# Goal
Within this material, how many lines have the string "days" in them? The answer is a number, with nothing added.

# Records for this task
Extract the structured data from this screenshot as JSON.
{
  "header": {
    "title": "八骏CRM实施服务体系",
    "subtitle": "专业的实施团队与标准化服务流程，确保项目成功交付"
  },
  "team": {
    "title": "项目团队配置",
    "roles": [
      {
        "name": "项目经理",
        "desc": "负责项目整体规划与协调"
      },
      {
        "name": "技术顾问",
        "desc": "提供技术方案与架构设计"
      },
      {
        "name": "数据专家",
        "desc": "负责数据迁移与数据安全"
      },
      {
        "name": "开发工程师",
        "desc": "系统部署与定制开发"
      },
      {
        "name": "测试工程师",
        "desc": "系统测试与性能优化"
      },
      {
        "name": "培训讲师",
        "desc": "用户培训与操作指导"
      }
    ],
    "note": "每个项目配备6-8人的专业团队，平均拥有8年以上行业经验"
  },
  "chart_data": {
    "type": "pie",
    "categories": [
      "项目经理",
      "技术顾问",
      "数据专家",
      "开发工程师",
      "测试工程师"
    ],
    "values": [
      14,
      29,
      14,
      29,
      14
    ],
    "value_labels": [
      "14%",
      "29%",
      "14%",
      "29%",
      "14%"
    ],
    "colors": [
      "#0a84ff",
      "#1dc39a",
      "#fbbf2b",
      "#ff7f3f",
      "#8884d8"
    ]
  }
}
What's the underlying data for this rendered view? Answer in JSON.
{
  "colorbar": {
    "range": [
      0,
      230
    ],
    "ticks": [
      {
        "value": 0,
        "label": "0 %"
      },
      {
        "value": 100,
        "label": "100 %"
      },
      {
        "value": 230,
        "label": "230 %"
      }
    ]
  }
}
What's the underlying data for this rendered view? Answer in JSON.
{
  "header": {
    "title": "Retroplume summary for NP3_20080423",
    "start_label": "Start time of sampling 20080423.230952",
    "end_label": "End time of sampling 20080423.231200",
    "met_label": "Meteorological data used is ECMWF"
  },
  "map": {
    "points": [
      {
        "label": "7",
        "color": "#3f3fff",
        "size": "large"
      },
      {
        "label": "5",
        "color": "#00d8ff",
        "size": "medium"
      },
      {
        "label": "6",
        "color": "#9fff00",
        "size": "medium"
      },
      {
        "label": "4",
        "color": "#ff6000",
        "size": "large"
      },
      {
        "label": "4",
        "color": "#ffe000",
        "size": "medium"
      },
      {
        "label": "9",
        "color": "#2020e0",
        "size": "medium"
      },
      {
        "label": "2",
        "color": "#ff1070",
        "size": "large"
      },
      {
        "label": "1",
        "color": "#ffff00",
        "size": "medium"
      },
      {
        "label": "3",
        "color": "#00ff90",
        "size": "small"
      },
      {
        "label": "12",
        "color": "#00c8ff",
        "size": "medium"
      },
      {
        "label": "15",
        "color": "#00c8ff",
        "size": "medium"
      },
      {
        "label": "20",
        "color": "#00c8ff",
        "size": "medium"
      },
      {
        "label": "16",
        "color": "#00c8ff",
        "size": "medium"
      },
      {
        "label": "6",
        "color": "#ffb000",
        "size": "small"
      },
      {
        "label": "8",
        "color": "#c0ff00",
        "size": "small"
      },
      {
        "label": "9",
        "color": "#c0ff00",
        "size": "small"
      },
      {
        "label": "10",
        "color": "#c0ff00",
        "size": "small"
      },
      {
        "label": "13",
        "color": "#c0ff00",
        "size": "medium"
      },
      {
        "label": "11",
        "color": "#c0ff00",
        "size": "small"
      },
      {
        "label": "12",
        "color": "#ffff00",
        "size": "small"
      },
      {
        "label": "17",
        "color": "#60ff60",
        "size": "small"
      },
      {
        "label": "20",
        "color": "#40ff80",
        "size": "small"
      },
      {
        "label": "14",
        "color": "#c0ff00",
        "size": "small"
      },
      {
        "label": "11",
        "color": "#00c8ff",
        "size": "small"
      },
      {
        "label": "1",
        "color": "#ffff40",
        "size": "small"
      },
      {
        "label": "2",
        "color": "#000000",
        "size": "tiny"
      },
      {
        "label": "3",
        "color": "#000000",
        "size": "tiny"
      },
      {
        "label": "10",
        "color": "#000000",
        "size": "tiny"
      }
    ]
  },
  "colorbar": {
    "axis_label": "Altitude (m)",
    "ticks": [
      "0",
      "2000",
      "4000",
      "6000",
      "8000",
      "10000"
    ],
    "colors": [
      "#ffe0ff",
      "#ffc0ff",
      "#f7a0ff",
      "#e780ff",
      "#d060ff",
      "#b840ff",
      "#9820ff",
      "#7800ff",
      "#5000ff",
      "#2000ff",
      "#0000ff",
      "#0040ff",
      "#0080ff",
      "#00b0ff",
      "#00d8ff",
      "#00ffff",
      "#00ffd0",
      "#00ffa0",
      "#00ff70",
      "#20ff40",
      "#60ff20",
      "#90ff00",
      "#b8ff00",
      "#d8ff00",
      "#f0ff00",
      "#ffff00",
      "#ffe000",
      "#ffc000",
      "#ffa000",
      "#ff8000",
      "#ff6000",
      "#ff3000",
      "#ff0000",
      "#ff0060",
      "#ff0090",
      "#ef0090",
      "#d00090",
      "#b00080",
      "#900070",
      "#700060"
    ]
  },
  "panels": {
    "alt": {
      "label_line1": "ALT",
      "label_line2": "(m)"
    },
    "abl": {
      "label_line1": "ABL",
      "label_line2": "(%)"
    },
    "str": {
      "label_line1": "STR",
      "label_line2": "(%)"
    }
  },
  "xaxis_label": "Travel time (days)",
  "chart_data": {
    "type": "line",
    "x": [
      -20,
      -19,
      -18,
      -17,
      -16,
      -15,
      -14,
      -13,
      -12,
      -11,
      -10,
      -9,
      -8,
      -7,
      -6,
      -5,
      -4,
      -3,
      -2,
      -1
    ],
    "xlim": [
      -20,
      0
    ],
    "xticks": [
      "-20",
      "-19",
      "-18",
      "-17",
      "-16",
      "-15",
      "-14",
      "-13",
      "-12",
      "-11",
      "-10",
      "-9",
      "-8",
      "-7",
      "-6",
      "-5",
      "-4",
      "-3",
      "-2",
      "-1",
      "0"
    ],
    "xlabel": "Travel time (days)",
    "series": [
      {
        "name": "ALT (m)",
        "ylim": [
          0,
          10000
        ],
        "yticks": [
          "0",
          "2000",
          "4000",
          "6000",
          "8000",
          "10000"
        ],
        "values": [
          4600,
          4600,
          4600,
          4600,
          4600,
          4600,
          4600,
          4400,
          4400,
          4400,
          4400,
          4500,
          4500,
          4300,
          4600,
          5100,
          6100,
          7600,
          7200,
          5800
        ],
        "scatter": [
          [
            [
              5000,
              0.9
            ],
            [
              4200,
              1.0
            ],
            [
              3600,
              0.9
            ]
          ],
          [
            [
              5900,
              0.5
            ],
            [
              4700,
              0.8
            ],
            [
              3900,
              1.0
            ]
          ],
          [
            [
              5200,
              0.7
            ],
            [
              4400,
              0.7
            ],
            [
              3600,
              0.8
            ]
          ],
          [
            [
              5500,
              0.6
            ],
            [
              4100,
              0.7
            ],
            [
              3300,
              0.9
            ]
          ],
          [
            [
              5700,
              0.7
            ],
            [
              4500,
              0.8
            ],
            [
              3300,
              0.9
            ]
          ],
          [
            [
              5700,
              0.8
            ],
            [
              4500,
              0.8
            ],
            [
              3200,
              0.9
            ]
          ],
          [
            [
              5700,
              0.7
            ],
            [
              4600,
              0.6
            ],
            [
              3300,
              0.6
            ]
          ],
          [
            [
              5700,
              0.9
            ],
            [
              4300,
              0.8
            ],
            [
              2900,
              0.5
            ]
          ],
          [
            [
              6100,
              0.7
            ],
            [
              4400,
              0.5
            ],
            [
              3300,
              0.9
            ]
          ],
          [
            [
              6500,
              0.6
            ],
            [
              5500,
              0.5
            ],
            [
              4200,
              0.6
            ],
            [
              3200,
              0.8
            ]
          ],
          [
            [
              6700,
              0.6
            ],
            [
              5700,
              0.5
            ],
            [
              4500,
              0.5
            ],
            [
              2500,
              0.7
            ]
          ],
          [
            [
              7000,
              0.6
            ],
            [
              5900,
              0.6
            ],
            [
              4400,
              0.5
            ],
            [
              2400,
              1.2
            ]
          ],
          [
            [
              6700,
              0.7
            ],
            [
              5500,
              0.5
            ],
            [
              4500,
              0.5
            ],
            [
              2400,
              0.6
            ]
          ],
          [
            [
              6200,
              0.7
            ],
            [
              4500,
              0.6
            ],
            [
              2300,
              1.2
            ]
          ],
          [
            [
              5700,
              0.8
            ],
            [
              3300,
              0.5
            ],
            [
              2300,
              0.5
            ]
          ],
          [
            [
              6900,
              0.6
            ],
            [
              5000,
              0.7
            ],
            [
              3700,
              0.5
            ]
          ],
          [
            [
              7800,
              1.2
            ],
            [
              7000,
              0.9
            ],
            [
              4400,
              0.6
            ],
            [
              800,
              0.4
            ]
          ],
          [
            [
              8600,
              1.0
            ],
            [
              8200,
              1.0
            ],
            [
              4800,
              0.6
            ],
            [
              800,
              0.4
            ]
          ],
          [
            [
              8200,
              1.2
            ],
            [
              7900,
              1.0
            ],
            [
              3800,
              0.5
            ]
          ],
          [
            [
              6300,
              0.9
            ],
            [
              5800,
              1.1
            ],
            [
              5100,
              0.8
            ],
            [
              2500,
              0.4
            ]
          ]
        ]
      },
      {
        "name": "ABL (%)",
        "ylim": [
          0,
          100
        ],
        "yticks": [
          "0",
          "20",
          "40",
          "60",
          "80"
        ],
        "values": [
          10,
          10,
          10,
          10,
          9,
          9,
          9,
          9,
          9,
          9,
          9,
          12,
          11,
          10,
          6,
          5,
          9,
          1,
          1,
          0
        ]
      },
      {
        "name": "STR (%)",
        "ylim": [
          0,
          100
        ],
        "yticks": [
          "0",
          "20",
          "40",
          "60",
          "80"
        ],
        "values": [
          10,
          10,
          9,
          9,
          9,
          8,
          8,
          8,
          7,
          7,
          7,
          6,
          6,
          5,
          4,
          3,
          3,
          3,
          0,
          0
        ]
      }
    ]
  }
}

# Answer to the exercise
2